:: Brief ::
The entries below need to be written out exactly, with no pictures included.

:: Supplied data ::
┄┄┄┄┄┄┄┄┄┄┄┄┄┄┄┄┄┄┄┄

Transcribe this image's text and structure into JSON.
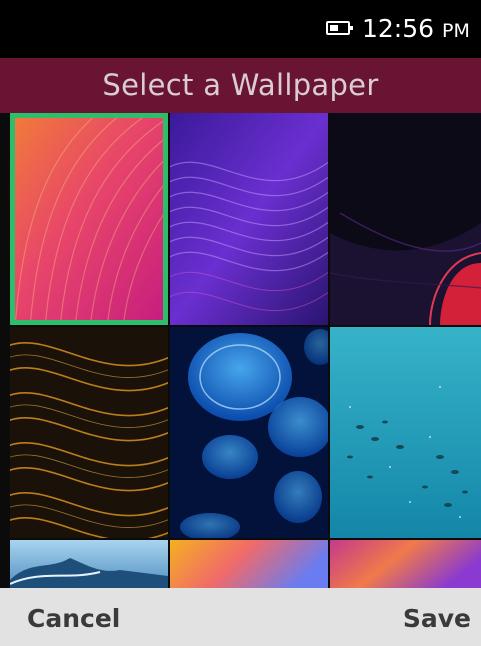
{
  "status_bar": {
    "icons": [
      "battery-icon"
    ],
    "time": "12:56",
    "ampm": "PM"
  },
  "header": {
    "title": "Select a Wallpaper",
    "background": "#6a1433"
  },
  "wallpapers": {
    "selected_index": 0,
    "selection_color": "#2ebd6b",
    "items": [
      {
        "name": "pink-swirl"
      },
      {
        "name": "purple-waves"
      },
      {
        "name": "dark-red-curves"
      },
      {
        "name": "golden-streaks"
      },
      {
        "name": "blue-jellyfish"
      },
      {
        "name": "turquoise-ocean-fish"
      },
      {
        "name": "sky-water-splash"
      },
      {
        "name": "orange-pink-gradient"
      },
      {
        "name": "purple-orange-gradient"
      }
    ]
  },
  "softkeys": {
    "left_label": "Cancel",
    "right_label": "Save"
  }
}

┄┄┄┄┄┄┄┄┄┄┄┄┄┄┄┄┄┄┄┄

:: Response to this task ::
Transcribe this image's text and structure into JSON.
{
  "status_bar": {
    "icons": [
      "battery-icon"
    ],
    "time": "12:56",
    "ampm": "PM"
  },
  "header": {
    "title": "Select a Wallpaper",
    "background": "#6a1433"
  },
  "wallpapers": {
    "selected_index": 0,
    "selection_color": "#2ebd6b",
    "items": [
      {
        "name": "pink-swirl"
      },
      {
        "name": "purple-waves"
      },
      {
        "name": "dark-red-curves"
      },
      {
        "name": "golden-streaks"
      },
      {
        "name": "blue-jellyfish"
      },
      {
        "name": "turquoise-ocean-fish"
      },
      {
        "name": "sky-water-splash"
      },
      {
        "name": "orange-pink-gradient"
      },
      {
        "name": "purple-orange-gradient"
      }
    ]
  },
  "softkeys": {
    "left_label": "Cancel",
    "right_label": "Save"
  }
}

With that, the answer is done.